Return the data exactly, with all pictures removed.

-- GIVEN DATA start --

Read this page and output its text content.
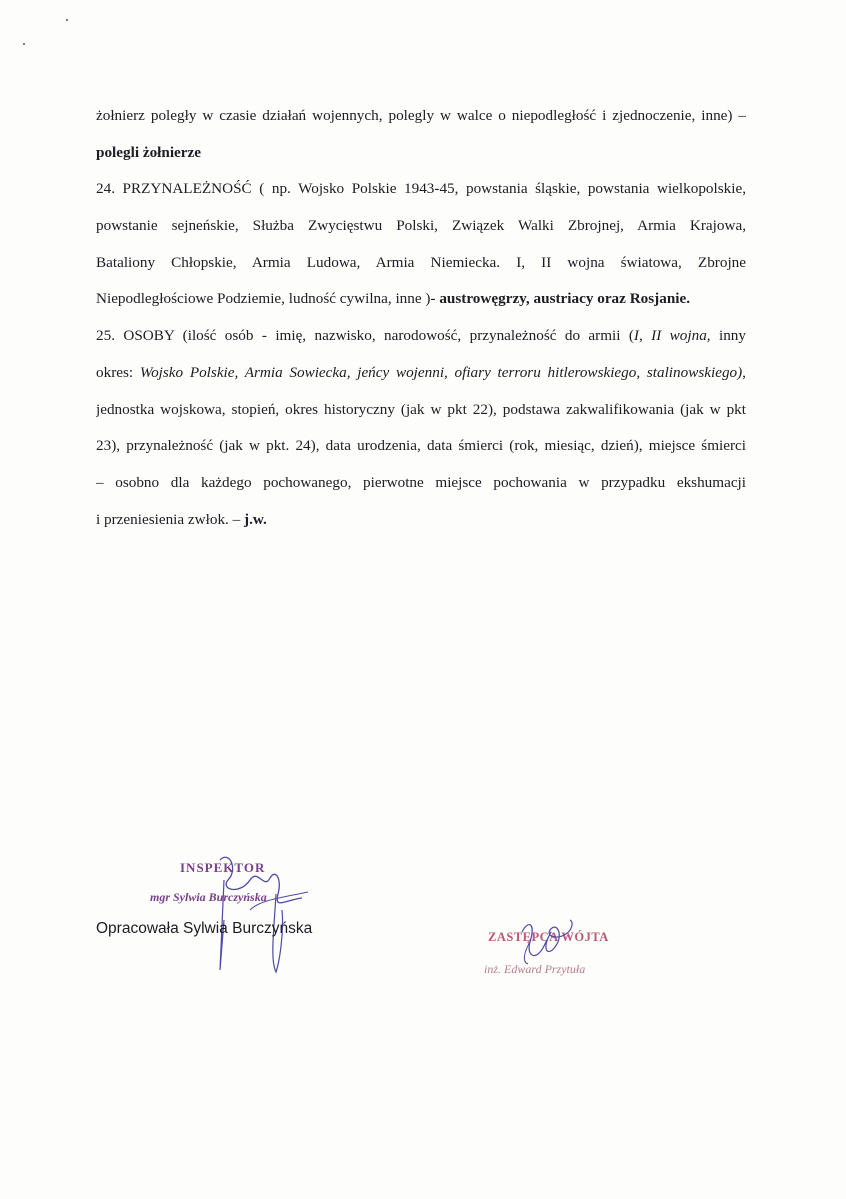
żołnierz poległy w czasie działań wojennych, polegly w walce o niepodległość i zjednoczenie, inne) –
polegli żołnierze
24. PRZYNALEŻNOŚĆ ( np. Wojsko Polskie 1943-45, powstania śląskie, powstania wielkopolskie,
powstanie sejneńskie, Służba Zwycięstwu Polski, Związek Walki Zbrojnej, Armia Krajowa,
Bataliony Chłopskie, Armia Ludowa, Armia Niemiecka. I, II wojna światowa, Zbrojne
Niepodległościowe Podziemie, ludność cywilna, inne )- austrowęgrzy, austriacy oraz Rosjanie.
25. OSOBY (ilość osób - imię, nazwisko, narodowość, przynależność do armii (I, II wojna, inny
okres: Wojsko Polskie, Armia Sowiecka, jeńcy wojenni, ofiary terroru hitlerowskiego, stalinowskiego),
jednostka wojskowa, stopień, okres historyczny (jak w pkt 22), podstawa zakwalifikowania (jak w pkt
23), przynależność (jak w pkt. 24), data urodzenia, data śmierci (rok, miesiąc, dzień), miejsce śmierci
– osobno dla każdego pochowanego, pierwotne miejsce pochowania w przypadku ekshumacji
i przeniesienia zwłok. – j.w.
INSPEKTOR
mgr Sylwia Burczyńska
Opracowała Sylwia Burczyńska	ZASTĘPCA WÓJTA
inż. Edward Przytuła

-- GIVEN DATA end --

● RESULT BELOW
Read this page and output its text content.
żołnierz poległy w czasie działań wojennych, polegly w walce o niepodległość i zjednoczenie, inne) –
polegli żołnierze
24. PRZYNALEŻNOŚĆ ( np. Wojsko Polskie 1943-45, powstania śląskie, powstania wielkopolskie,
powstanie sejneńskie, Służba Zwycięstwu Polski, Związek Walki Zbrojnej, Armia Krajowa,
Bataliony Chłopskie, Armia Ludowa, Armia Niemiecka. I, II wojna światowa, Zbrojne
Niepodległościowe Podziemie, ludność cywilna, inne )- austrowęgrzy, austriacy oraz Rosjanie.
25. OSOBY (ilość osób - imię, nazwisko, narodowość, przynależność do armii (I, II wojna, inny
okres: Wojsko Polskie, Armia Sowiecka, jeńcy wojenni, ofiary terroru hitlerowskiego, stalinowskiego),
jednostka wojskowa, stopień, okres historyczny (jak w pkt 22), podstawa zakwalifikowania (jak w pkt
23), przynależność (jak w pkt. 24), data urodzenia, data śmierci (rok, miesiąc, dzień), miejsce śmierci
– osobno dla każdego pochowanego, pierwotne miejsce pochowania w przypadku ekshumacji
i przeniesienia zwłok. – j.w.
INSPEKTOR
mgr Sylwia Burczyńska
Opracowała Sylwia Burczyńska	ZASTĘPCA WÓJTA
inż. Edward Przytuła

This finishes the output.